**Set exercise**.
State how many lines of the records contain the string "this". Give the number alone.

Rows from a figure dataset
────────
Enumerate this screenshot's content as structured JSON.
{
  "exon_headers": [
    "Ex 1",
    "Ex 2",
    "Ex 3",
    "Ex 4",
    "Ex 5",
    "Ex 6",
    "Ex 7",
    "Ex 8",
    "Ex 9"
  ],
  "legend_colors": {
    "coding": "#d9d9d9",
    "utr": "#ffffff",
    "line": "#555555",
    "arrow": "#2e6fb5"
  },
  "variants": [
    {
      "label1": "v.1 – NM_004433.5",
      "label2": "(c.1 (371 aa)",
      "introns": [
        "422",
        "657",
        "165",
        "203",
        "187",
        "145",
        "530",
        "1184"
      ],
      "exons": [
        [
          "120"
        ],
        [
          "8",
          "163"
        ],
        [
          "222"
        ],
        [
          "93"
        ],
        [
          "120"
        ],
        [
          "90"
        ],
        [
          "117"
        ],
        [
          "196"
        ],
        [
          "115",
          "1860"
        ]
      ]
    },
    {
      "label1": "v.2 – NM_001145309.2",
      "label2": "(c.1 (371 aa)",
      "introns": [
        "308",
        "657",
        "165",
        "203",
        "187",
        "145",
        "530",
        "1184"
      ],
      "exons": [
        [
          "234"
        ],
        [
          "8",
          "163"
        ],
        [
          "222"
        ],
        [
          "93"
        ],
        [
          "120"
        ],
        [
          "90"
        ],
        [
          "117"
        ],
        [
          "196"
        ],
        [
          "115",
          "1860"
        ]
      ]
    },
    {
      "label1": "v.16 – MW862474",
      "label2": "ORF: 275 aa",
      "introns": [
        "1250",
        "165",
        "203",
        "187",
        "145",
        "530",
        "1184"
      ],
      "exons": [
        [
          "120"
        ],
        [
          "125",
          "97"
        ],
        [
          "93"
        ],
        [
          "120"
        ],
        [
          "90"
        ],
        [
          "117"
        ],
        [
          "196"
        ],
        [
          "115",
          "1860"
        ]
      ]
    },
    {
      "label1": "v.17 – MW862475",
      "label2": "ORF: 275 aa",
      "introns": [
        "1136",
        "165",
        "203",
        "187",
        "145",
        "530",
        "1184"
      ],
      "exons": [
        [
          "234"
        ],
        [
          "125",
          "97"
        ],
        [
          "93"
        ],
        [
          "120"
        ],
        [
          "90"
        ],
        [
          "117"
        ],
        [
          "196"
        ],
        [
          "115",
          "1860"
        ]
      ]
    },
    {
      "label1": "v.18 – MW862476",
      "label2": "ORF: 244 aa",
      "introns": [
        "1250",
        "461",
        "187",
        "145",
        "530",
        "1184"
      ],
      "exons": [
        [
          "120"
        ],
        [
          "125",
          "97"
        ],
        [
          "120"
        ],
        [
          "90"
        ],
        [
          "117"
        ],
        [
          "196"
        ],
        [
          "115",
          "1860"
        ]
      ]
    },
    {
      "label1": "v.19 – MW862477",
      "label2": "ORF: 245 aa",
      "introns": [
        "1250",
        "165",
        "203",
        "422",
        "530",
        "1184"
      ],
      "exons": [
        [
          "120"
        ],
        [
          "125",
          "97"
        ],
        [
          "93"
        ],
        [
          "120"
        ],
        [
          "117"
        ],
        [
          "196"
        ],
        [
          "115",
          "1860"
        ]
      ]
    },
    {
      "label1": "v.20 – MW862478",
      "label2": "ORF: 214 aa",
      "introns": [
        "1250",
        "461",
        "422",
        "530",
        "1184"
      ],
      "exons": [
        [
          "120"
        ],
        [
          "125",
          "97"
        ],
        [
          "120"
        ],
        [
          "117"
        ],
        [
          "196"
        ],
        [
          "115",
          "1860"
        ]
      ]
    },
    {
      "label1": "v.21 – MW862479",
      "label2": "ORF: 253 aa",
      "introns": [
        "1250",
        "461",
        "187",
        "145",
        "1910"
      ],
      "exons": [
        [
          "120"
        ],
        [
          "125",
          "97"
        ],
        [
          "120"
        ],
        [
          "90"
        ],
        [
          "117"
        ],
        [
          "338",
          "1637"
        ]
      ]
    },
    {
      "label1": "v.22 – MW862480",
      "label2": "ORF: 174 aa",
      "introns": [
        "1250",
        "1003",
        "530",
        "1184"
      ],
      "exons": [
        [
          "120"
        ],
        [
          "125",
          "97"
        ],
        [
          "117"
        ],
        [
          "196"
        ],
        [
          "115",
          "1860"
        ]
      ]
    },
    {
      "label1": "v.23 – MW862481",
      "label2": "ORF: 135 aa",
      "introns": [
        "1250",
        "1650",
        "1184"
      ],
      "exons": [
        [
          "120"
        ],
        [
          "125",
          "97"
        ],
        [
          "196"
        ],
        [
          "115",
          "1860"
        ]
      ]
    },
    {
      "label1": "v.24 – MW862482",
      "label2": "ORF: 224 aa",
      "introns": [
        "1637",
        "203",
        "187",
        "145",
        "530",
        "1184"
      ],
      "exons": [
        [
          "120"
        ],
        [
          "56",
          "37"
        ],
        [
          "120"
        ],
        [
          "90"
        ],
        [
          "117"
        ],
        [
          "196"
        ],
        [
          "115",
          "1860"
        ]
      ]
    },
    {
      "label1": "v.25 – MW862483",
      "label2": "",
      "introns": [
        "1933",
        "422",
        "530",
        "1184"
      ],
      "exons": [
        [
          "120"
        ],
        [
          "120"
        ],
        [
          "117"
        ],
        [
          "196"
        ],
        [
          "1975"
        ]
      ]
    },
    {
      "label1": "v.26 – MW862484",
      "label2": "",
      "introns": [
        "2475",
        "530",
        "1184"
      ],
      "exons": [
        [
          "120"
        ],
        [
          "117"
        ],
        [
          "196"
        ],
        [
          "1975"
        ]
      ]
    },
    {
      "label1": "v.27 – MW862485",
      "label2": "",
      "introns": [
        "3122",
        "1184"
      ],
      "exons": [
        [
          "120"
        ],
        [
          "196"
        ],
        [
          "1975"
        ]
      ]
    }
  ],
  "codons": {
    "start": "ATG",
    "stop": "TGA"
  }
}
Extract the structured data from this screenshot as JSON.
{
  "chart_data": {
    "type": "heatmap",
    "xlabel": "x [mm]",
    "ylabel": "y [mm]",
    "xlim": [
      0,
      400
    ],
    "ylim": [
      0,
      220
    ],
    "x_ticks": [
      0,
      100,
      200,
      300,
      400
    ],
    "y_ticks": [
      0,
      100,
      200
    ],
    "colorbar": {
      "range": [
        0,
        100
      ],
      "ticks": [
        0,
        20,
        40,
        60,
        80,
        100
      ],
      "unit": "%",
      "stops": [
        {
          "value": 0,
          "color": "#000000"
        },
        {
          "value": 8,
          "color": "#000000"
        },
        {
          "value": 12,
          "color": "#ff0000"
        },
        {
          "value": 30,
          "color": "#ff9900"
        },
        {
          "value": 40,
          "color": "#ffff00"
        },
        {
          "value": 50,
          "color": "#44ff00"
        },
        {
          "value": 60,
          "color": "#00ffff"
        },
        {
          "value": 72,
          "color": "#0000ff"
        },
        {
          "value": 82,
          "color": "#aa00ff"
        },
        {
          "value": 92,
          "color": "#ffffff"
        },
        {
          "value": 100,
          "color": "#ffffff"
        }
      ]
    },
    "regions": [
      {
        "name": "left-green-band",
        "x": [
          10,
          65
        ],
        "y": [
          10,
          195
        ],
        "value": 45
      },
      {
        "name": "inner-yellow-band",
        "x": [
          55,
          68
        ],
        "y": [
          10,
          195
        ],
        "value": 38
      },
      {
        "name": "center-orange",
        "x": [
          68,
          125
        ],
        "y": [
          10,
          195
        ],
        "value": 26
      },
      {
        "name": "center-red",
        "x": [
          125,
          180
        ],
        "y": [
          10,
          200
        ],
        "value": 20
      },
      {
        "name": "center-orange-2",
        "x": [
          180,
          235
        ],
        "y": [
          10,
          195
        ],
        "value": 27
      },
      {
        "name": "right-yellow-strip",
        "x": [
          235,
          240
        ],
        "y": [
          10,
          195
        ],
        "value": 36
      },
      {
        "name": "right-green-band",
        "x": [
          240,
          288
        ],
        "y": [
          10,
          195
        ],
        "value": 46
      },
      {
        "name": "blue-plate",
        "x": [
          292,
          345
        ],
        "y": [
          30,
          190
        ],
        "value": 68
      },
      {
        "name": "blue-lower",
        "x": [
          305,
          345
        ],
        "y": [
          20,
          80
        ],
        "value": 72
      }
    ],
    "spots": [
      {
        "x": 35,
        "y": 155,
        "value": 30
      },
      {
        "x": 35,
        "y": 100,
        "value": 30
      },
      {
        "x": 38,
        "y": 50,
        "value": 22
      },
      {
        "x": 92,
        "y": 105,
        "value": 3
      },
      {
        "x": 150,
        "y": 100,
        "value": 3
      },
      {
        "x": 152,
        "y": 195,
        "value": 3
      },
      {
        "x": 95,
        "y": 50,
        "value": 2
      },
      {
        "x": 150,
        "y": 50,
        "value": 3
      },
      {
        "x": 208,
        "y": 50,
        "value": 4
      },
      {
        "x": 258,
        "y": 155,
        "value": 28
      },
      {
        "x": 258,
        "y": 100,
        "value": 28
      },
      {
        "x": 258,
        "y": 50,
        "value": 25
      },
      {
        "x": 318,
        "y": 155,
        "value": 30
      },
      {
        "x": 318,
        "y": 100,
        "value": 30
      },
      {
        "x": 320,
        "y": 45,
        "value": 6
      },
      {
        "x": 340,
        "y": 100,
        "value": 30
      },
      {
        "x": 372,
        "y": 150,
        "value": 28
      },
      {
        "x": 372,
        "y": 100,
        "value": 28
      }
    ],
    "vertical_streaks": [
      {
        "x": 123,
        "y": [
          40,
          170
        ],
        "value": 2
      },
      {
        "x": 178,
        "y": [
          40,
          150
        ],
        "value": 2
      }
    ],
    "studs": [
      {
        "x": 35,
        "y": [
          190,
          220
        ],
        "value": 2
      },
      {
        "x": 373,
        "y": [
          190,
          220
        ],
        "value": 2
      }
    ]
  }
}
────────
**Worked solution**.
2